(WORK REQUIRED): Gather all lines with "That" from the records.

## Start RECORDS FOR THIS TASK

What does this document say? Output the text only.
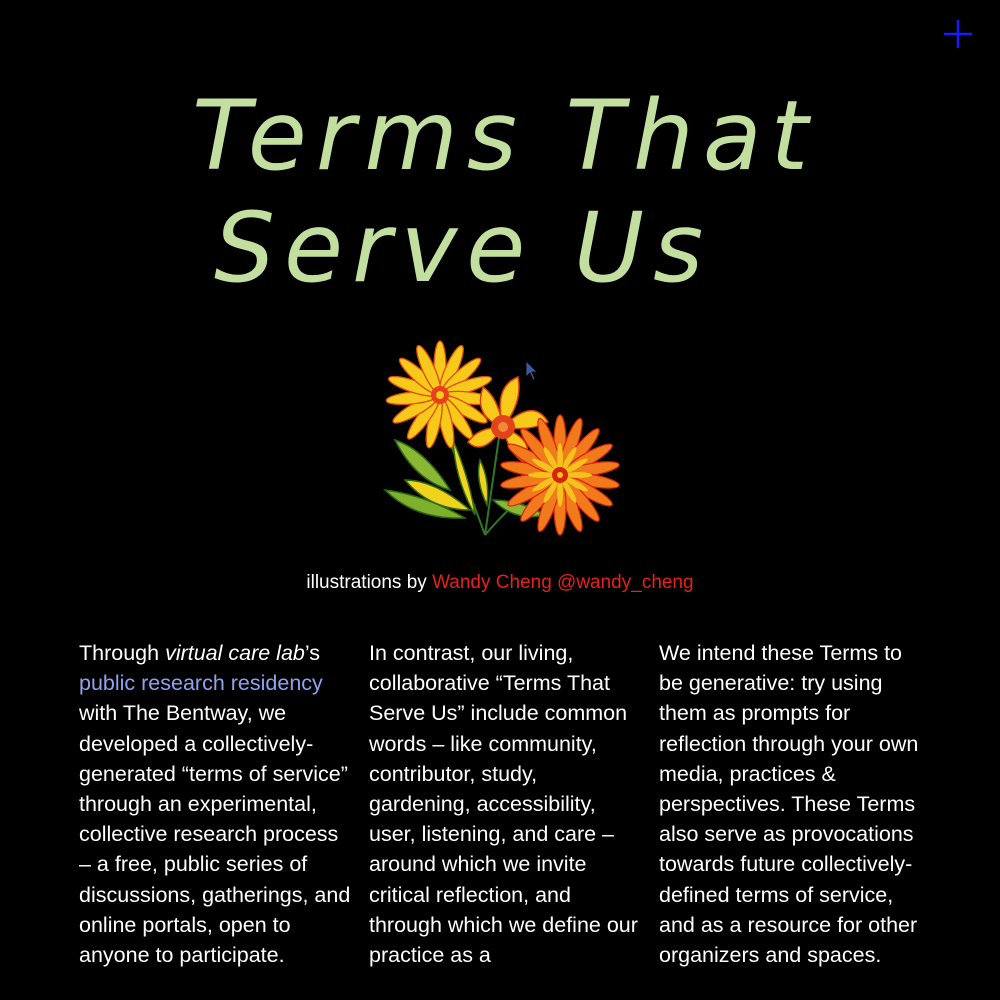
Terms That
Serve Us
illustrations by Wandy Cheng @wandy_cheng
Through virtual care lab’s public research residency with The Bentway, we developed a collectively-generated “terms of service” through an experimental, collective research process – a free, public series of discussions, gatherings, and online portals, open to anyone to participate.
In contrast, our living, collaborative “Terms That Serve Us” include common words – like community, contributor, study, gardening, accessibility, user, listening, and care – around which we invite critical reflection, and through which we define our practice as a
We intend these Terms to be generative: try using them as prompts for reflection through your own media, practices & perspectives. These Terms also serve as provocations towards future collectively-defined terms of service, and as a resource for other organizers and spaces.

## End RECORDS FOR THIS TASK

(OUTPUT BELOW):
Terms That
In contrast, our living, collaborative “Terms That Serve Us” include common words – like community, contributor, study, gardening, accessibility, user, listening, and care – around which we invite critical reflection, and through which we define our practice as a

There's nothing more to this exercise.